SUPPLIED INFORMATION:
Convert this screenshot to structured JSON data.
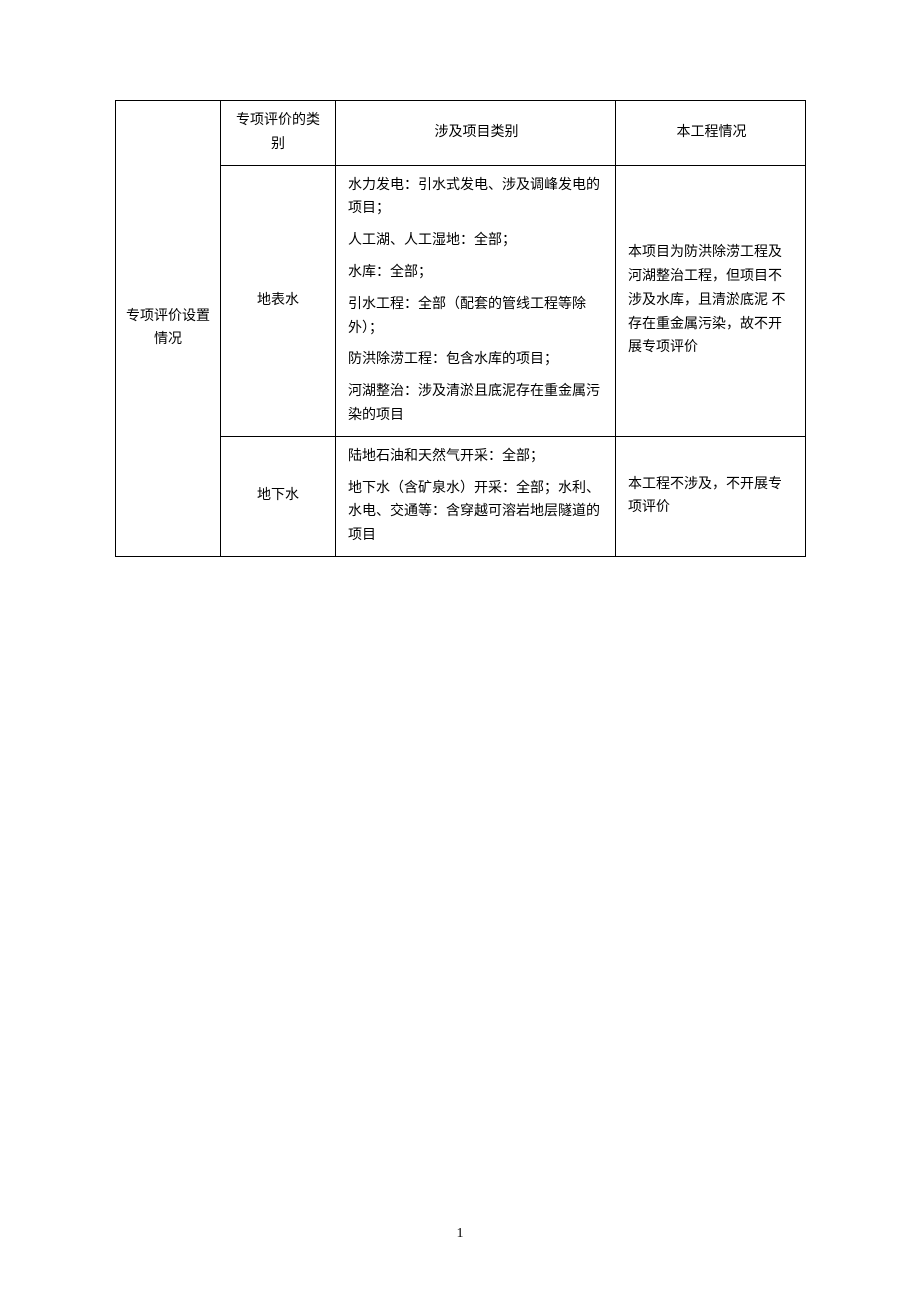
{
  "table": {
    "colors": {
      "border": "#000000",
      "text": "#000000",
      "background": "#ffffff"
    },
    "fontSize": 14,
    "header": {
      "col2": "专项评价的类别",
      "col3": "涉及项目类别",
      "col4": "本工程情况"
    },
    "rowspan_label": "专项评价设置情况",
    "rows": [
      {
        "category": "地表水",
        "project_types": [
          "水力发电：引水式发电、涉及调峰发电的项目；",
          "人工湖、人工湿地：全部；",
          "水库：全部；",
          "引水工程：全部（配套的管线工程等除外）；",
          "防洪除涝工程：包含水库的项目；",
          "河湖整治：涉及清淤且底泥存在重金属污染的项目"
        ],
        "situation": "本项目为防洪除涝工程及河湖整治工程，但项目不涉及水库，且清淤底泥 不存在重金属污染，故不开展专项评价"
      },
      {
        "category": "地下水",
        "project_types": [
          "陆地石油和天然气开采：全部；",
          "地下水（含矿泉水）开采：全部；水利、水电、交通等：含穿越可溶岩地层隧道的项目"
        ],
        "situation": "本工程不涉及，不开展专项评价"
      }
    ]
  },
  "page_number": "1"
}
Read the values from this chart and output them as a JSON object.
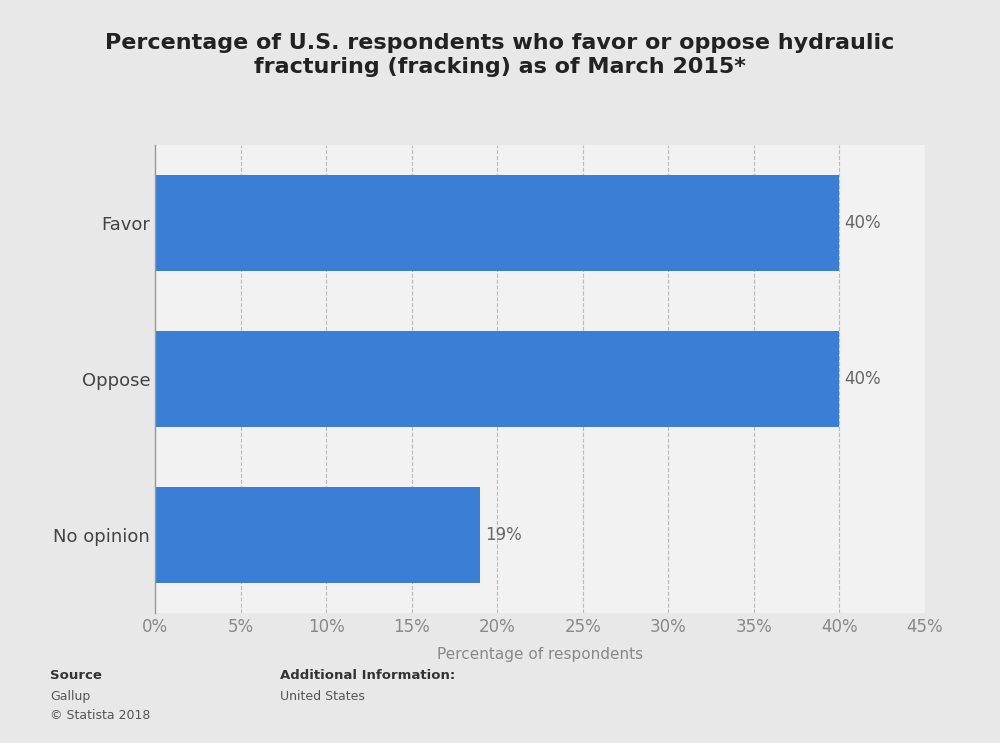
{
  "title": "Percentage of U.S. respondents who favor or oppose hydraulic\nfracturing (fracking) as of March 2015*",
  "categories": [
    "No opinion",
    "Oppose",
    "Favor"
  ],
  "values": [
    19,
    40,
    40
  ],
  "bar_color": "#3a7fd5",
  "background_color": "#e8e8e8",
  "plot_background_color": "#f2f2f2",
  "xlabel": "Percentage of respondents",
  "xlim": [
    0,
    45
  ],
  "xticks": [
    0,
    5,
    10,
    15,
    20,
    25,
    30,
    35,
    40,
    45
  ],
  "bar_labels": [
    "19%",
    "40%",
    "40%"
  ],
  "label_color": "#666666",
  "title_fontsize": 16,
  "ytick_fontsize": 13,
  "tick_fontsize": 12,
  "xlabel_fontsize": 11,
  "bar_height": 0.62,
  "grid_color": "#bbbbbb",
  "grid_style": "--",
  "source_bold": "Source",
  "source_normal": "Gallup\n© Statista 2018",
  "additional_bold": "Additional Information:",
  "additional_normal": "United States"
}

WRITTEN TASK: Retype each line of the listing above word for word. Exclude the pictures.

THE ANSWER:
Convert this screenshot to structured JSON data.
{
  "table": {
    "colors": {
      "border": "#000000",
      "text": "#000000",
      "background": "#ffffff"
    },
    "fontSize": 14,
    "header": {
      "col2": "专项评价的类别",
      "col3": "涉及项目类别",
      "col4": "本工程情况"
    },
    "rowspan_label": "专项评价设置情况",
    "rows": [
      {
        "category": "地表水",
        "project_types": [
          "水力发电：引水式发电、涉及调峰发电的项目；",
          "人工湖、人工湿地：全部；",
          "水库：全部；",
          "引水工程：全部（配套的管线工程等除外）；",
          "防洪除涝工程：包含水库的项目；",
          "河湖整治：涉及清淤且底泥存在重金属污染的项目"
        ],
        "situation": "本项目为防洪除涝工程及河湖整治工程，但项目不涉及水库，且清淤底泥 不存在重金属污染，故不开展专项评价"
      },
      {
        "category": "地下水",
        "project_types": [
          "陆地石油和天然气开采：全部；",
          "地下水（含矿泉水）开采：全部；水利、水电、交通等：含穿越可溶岩地层隧道的项目"
        ],
        "situation": "本工程不涉及，不开展专项评价"
      }
    ]
  },
  "page_number": "1"
}
Read the values from this chart and output them as a JSON object.
{
  "title": "Percentage of U.S. respondents who favor or oppose hydraulic\nfracturing (fracking) as of March 2015*",
  "categories": [
    "No opinion",
    "Oppose",
    "Favor"
  ],
  "values": [
    19,
    40,
    40
  ],
  "bar_color": "#3a7fd5",
  "background_color": "#e8e8e8",
  "plot_background_color": "#f2f2f2",
  "xlabel": "Percentage of respondents",
  "xlim": [
    0,
    45
  ],
  "xticks": [
    0,
    5,
    10,
    15,
    20,
    25,
    30,
    35,
    40,
    45
  ],
  "bar_labels": [
    "19%",
    "40%",
    "40%"
  ],
  "label_color": "#666666",
  "title_fontsize": 16,
  "ytick_fontsize": 13,
  "tick_fontsize": 12,
  "xlabel_fontsize": 11,
  "bar_height": 0.62,
  "grid_color": "#bbbbbb",
  "grid_style": "--",
  "source_bold": "Source",
  "source_normal": "Gallup\n© Statista 2018",
  "additional_bold": "Additional Information:",
  "additional_normal": "United States"
}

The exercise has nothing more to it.